#### Data

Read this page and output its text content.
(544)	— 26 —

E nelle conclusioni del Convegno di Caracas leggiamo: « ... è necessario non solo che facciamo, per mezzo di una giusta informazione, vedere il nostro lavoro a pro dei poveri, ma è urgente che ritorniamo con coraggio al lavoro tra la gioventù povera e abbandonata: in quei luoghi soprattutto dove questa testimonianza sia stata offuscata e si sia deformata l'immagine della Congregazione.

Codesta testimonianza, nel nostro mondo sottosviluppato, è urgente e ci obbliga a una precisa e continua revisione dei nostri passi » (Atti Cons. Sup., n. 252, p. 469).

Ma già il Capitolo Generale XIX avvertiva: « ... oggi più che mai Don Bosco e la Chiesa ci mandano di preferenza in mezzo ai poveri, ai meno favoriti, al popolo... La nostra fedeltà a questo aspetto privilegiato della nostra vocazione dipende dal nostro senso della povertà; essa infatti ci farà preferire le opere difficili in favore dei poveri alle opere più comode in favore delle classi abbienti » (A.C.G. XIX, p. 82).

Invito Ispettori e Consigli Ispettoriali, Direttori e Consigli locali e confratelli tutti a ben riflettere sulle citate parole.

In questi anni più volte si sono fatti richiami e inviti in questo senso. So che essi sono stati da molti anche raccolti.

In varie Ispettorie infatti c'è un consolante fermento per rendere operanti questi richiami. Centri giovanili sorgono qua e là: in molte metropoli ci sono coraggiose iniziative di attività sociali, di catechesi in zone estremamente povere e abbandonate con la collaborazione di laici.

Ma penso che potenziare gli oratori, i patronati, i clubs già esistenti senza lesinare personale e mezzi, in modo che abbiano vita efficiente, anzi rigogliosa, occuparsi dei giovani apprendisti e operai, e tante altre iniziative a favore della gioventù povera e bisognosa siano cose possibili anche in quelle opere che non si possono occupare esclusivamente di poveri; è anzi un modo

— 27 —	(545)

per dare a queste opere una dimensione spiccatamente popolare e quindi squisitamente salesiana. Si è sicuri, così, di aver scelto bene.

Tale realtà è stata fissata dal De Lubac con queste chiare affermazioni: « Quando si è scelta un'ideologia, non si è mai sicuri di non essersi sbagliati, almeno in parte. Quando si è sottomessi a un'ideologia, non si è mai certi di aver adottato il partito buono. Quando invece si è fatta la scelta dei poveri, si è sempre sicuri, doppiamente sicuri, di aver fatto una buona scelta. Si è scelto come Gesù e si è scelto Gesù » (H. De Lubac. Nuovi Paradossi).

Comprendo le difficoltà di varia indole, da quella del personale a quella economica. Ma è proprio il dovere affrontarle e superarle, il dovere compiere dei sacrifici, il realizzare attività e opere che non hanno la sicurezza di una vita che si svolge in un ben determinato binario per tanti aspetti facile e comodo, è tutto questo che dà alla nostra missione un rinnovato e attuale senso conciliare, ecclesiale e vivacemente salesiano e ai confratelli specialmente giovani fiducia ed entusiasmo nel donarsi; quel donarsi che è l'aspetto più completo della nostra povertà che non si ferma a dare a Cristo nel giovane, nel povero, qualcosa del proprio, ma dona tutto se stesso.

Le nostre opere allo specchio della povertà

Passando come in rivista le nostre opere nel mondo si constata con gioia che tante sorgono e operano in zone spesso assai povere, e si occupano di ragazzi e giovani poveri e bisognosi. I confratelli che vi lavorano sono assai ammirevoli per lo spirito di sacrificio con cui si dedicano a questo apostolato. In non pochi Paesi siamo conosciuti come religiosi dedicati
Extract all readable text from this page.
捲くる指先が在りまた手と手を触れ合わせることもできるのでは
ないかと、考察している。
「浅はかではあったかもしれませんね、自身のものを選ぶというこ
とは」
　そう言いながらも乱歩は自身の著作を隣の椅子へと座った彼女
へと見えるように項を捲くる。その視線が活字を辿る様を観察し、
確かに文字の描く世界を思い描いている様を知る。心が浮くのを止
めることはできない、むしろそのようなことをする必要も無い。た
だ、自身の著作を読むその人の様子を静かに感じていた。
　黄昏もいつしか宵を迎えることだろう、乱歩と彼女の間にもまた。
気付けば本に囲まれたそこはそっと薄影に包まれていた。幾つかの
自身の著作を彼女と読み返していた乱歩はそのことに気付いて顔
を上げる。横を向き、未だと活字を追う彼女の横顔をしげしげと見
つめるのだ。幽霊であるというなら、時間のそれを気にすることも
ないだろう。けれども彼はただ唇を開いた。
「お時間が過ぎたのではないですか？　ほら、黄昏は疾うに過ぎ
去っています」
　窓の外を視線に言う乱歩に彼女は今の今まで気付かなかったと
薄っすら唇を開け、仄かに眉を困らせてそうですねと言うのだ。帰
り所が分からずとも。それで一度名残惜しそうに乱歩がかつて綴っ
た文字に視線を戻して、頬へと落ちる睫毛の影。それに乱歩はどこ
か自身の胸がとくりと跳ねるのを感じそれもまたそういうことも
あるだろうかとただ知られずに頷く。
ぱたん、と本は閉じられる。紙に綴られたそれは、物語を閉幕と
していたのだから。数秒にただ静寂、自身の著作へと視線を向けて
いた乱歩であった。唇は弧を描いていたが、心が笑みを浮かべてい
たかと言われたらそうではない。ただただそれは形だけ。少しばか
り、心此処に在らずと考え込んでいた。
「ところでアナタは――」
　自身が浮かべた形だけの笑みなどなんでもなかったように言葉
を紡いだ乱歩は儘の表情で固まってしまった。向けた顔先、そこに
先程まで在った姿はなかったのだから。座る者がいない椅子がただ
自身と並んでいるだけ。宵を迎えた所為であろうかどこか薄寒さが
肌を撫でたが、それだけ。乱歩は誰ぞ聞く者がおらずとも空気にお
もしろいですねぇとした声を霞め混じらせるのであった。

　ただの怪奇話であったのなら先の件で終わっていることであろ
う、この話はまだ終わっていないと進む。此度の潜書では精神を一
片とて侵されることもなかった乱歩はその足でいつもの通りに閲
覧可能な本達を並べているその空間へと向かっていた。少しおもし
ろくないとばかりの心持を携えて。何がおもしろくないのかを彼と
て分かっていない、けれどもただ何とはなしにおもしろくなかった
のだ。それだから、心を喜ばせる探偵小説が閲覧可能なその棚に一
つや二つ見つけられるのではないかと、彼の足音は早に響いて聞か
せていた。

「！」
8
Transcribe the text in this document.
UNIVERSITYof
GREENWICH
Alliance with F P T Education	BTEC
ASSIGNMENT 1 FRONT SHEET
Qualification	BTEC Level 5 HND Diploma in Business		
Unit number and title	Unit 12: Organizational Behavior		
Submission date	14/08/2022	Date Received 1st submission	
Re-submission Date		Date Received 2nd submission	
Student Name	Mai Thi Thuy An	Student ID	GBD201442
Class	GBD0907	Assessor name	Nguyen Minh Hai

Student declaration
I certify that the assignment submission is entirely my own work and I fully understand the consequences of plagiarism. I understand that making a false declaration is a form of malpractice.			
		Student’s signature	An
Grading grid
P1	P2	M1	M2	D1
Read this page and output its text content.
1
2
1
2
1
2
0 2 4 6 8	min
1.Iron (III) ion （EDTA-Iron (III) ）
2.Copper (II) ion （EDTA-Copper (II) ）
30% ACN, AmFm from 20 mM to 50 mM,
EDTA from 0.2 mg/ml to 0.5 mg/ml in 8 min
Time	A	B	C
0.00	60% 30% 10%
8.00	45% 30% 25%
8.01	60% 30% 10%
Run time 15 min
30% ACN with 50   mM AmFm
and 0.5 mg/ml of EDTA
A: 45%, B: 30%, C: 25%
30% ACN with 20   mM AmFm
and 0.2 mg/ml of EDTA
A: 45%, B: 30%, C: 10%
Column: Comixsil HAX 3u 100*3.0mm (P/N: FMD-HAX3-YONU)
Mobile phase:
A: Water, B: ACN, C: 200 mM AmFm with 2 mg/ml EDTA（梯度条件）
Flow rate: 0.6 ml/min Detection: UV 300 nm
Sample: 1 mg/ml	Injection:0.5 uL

########

Wherever a line in the data above holds "this", copy that line.

Read this page and output its text content.
Extract all readable text from this page.
Transcribe the text in this document.
Read this page and output its text content.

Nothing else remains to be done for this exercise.